═══ Extracted material ═══

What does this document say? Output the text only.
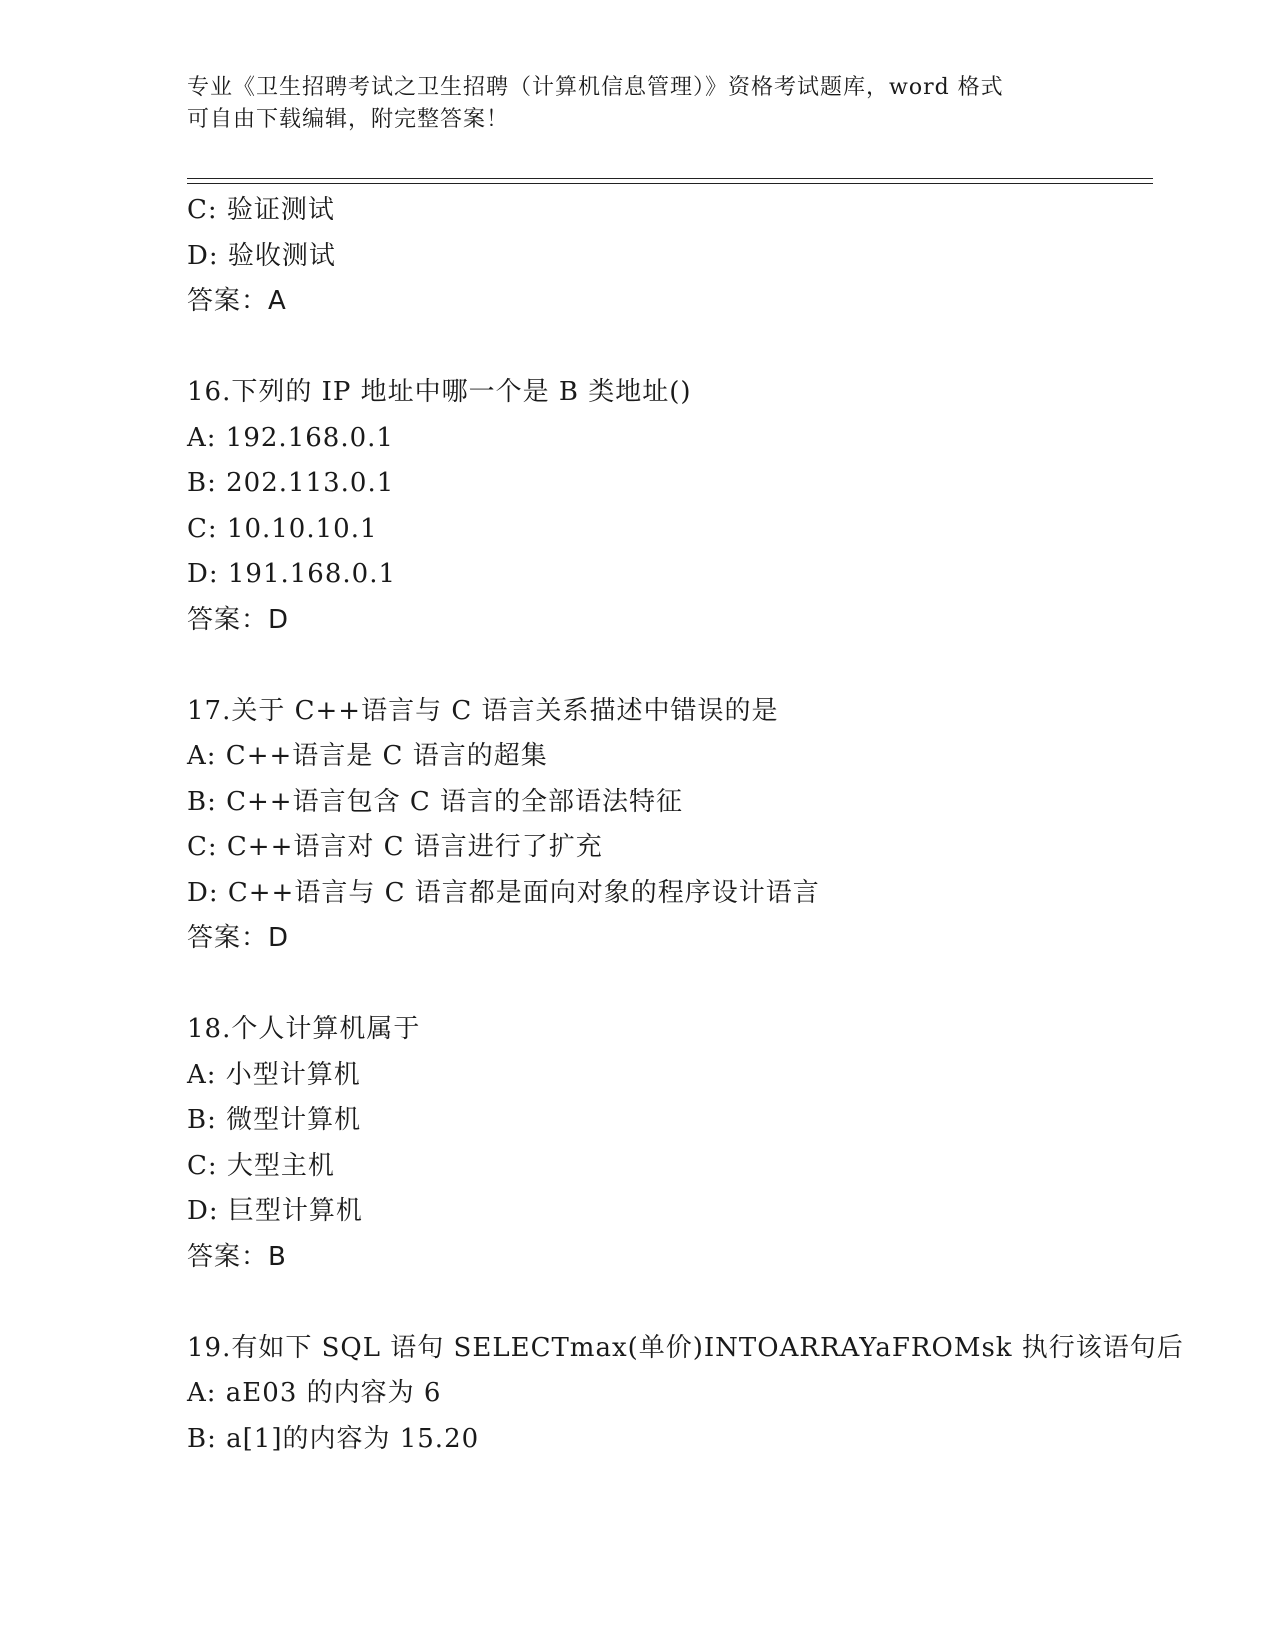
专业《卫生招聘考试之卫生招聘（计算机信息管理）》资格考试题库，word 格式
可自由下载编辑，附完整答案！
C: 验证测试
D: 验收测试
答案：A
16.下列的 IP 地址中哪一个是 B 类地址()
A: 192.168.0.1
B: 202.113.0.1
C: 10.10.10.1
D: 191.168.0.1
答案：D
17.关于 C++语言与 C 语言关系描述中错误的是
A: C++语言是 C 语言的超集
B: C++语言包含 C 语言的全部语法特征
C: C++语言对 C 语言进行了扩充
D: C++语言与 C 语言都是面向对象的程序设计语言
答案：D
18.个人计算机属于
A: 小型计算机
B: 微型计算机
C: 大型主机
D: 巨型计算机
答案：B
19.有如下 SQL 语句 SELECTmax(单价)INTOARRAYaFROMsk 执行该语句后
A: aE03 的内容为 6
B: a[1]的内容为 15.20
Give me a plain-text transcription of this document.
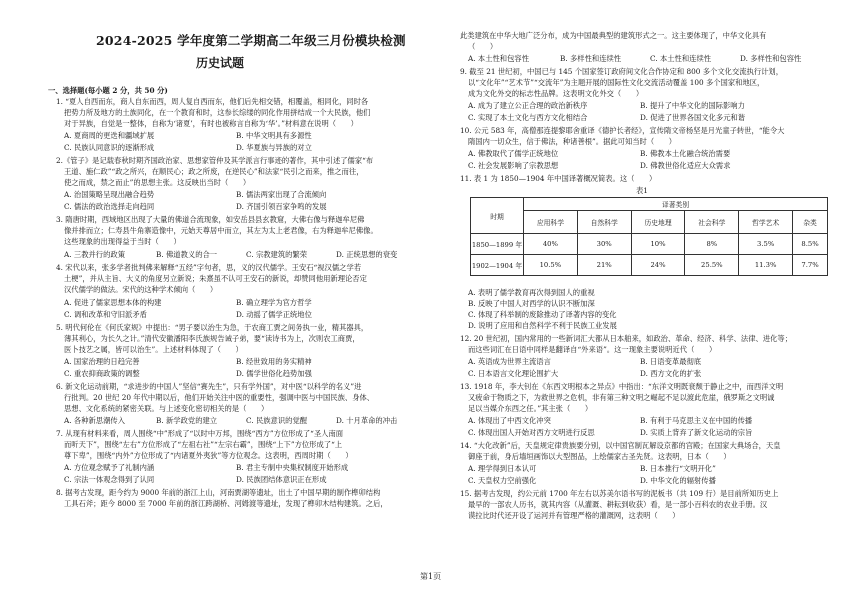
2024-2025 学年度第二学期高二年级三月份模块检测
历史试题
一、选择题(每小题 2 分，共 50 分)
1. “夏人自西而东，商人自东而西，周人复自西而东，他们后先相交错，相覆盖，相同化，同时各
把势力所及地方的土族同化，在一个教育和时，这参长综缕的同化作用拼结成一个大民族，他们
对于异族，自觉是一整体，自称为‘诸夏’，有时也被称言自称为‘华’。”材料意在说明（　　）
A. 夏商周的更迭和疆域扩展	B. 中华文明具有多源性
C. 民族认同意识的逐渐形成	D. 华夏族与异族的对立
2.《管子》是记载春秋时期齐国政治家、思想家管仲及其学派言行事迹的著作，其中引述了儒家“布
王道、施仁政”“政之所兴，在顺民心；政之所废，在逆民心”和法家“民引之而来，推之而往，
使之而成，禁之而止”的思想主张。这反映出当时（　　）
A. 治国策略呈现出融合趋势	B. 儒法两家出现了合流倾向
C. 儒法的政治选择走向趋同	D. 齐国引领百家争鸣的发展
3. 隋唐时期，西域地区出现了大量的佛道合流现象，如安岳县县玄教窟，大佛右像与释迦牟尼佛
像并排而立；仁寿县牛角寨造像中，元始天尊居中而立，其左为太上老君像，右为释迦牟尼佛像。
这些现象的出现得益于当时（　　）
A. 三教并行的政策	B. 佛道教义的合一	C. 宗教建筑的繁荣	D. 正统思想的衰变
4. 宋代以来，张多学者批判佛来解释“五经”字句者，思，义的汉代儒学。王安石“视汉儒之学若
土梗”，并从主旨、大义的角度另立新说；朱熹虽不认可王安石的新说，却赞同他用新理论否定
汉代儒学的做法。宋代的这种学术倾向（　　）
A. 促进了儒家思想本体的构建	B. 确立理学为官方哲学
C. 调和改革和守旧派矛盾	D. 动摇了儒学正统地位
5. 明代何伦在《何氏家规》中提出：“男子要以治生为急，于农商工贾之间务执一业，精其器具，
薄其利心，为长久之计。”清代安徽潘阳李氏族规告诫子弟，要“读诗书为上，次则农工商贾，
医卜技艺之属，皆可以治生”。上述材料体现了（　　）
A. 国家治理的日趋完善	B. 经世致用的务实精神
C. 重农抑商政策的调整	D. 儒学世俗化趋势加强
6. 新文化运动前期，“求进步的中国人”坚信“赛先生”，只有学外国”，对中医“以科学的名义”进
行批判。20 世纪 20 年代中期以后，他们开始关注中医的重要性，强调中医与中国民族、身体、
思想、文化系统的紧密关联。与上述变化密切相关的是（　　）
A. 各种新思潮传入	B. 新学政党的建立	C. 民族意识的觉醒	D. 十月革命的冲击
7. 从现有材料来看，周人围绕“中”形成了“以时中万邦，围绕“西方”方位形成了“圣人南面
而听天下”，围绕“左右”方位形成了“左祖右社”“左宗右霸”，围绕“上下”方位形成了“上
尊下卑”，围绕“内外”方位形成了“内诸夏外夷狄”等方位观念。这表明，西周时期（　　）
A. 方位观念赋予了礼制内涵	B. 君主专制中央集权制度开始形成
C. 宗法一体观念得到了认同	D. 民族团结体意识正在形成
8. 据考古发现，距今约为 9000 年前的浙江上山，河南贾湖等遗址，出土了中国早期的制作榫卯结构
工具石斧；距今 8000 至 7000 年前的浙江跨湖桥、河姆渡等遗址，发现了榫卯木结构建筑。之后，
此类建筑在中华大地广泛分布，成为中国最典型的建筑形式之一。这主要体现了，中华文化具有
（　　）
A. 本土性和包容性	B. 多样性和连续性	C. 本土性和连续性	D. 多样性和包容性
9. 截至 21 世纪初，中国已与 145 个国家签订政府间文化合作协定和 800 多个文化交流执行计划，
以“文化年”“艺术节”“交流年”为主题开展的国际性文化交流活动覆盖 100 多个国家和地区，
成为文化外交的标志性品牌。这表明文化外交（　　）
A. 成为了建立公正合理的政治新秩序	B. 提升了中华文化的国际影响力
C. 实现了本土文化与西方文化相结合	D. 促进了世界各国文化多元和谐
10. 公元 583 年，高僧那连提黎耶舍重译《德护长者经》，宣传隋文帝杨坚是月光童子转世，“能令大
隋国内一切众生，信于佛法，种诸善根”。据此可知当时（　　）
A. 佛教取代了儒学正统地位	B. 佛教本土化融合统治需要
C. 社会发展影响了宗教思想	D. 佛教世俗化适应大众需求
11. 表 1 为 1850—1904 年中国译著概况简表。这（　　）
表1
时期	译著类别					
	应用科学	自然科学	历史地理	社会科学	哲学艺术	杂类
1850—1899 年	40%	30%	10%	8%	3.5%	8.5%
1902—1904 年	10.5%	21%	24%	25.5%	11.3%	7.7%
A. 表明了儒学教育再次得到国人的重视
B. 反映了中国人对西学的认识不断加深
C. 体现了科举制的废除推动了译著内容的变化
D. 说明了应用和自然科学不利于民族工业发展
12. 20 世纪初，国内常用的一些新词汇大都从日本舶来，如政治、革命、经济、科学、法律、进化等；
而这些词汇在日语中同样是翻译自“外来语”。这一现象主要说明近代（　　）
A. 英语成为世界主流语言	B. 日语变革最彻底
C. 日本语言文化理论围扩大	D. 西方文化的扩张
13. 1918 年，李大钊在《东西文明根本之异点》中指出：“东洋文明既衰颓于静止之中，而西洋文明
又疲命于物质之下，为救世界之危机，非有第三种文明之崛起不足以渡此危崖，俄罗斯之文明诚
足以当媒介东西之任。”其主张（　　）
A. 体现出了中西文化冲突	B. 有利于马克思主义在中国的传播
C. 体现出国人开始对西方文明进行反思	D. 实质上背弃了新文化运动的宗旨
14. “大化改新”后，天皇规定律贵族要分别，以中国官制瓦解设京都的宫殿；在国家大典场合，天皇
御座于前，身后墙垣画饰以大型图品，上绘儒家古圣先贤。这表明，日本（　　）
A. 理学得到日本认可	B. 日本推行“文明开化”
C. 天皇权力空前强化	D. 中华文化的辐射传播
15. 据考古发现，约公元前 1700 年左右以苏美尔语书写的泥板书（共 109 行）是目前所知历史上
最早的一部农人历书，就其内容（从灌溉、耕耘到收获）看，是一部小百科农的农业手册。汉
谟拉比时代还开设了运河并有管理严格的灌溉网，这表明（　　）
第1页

═══
═══ Extracted material ═══

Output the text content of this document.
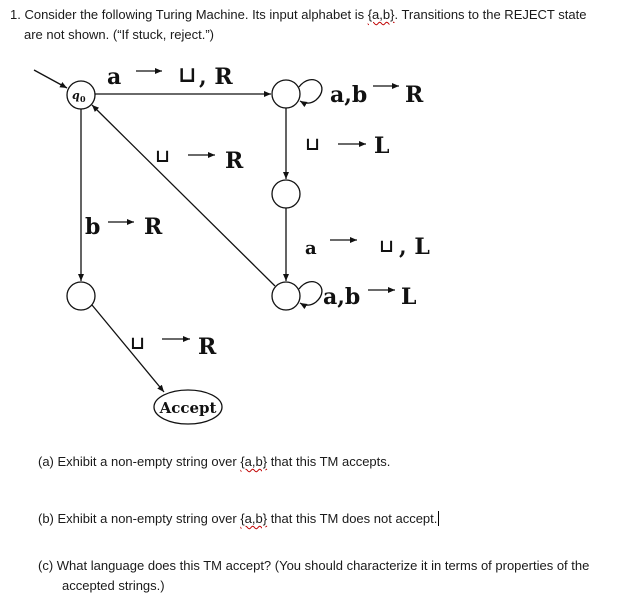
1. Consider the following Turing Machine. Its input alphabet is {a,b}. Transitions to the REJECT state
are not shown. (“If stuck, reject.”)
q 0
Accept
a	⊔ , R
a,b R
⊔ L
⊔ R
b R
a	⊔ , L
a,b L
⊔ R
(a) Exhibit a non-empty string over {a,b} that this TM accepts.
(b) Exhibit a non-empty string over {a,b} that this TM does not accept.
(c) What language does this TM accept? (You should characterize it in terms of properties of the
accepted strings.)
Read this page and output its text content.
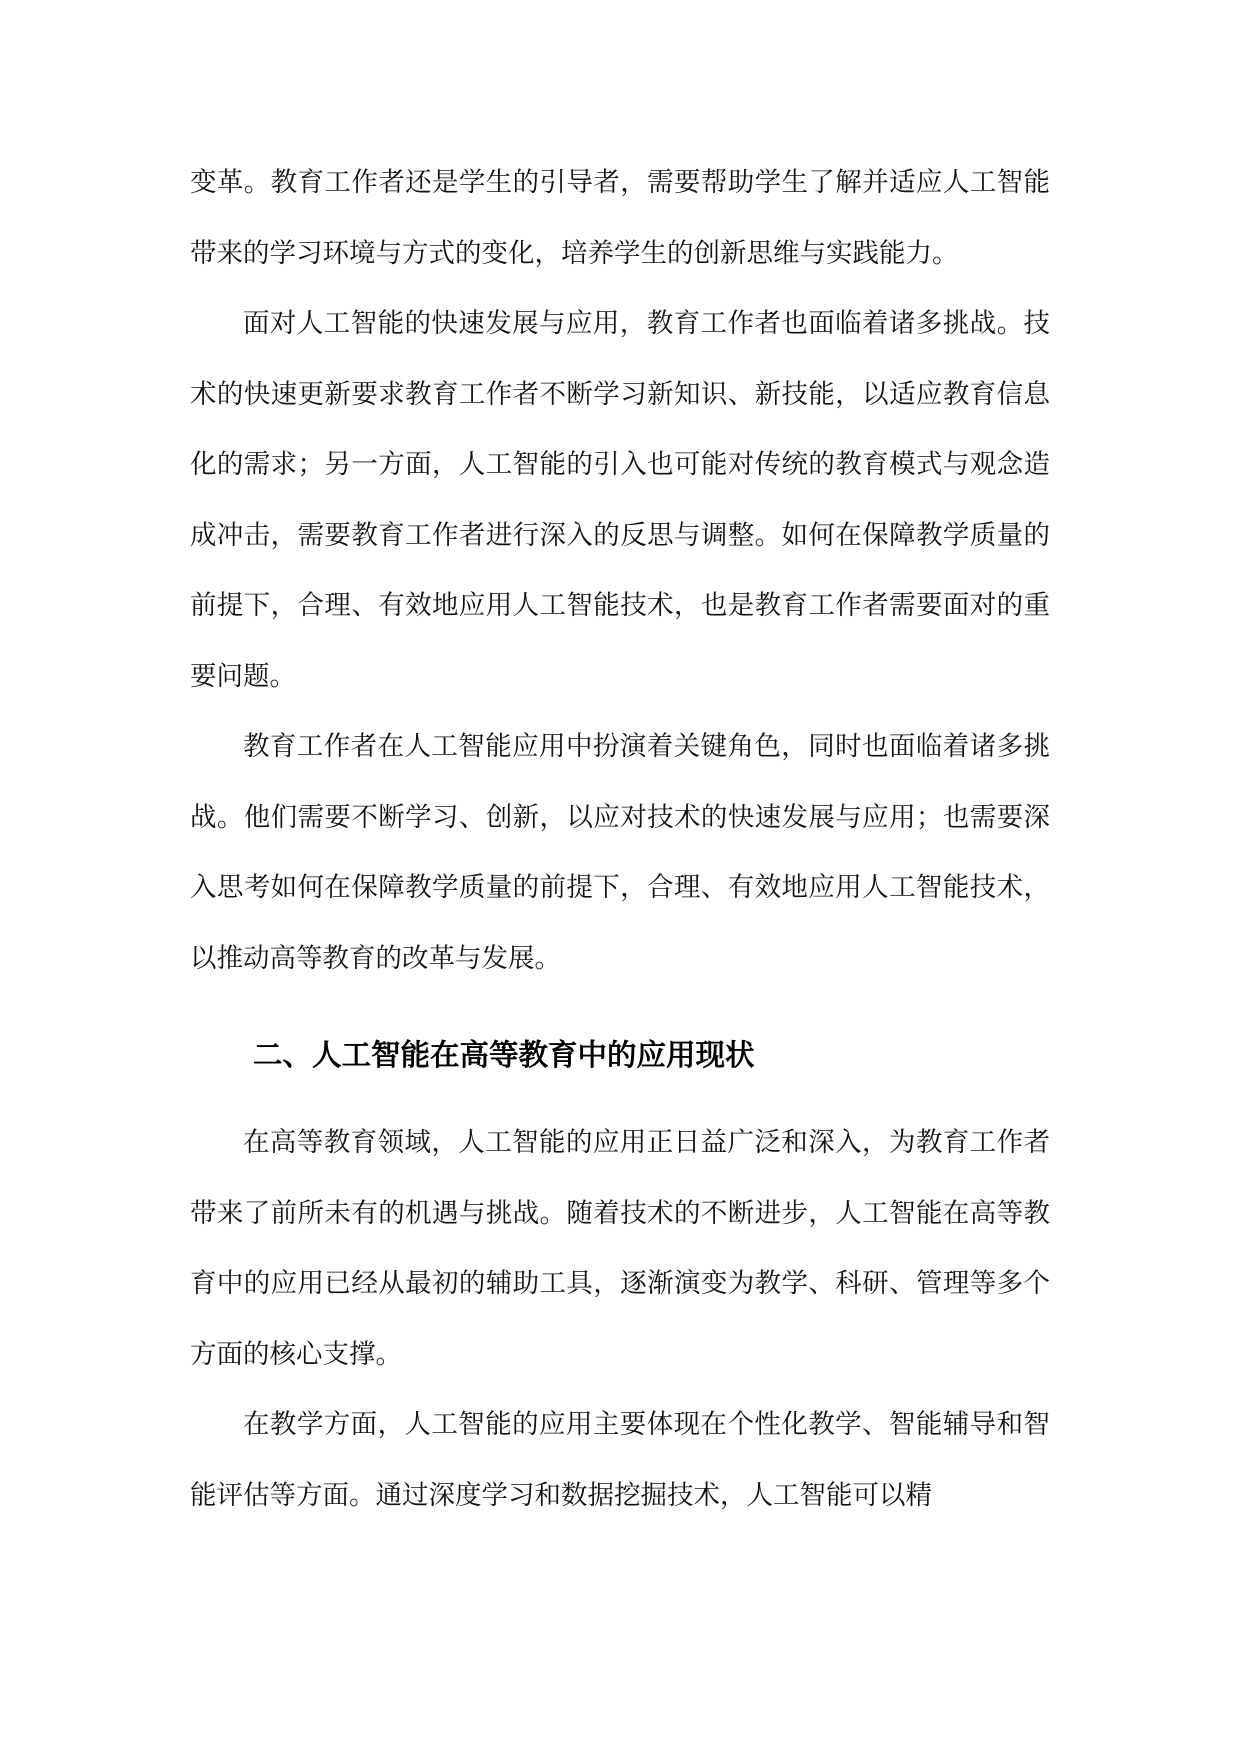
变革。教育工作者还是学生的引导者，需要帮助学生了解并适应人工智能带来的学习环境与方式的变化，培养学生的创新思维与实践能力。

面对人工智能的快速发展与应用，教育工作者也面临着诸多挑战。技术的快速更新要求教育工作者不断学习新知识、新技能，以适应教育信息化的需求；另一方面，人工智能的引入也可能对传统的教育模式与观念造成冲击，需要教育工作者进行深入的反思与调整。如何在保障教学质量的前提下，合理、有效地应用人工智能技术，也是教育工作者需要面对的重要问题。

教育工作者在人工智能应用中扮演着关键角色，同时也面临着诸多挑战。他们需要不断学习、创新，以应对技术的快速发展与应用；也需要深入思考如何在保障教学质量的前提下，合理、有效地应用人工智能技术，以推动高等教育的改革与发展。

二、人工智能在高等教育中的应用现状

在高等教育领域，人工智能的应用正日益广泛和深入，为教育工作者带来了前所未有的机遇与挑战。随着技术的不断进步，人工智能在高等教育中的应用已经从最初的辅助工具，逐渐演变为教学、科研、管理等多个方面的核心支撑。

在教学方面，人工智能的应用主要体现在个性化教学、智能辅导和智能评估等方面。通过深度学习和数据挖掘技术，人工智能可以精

═══

**Aim of the task:** Pull out each line of the entries that contains "text".

**Answer to this exercise:**
What does this document say? Output the text only.
Give me a plain-text transcription of this document.
Output the text content of this document.
Read this page and output its text content.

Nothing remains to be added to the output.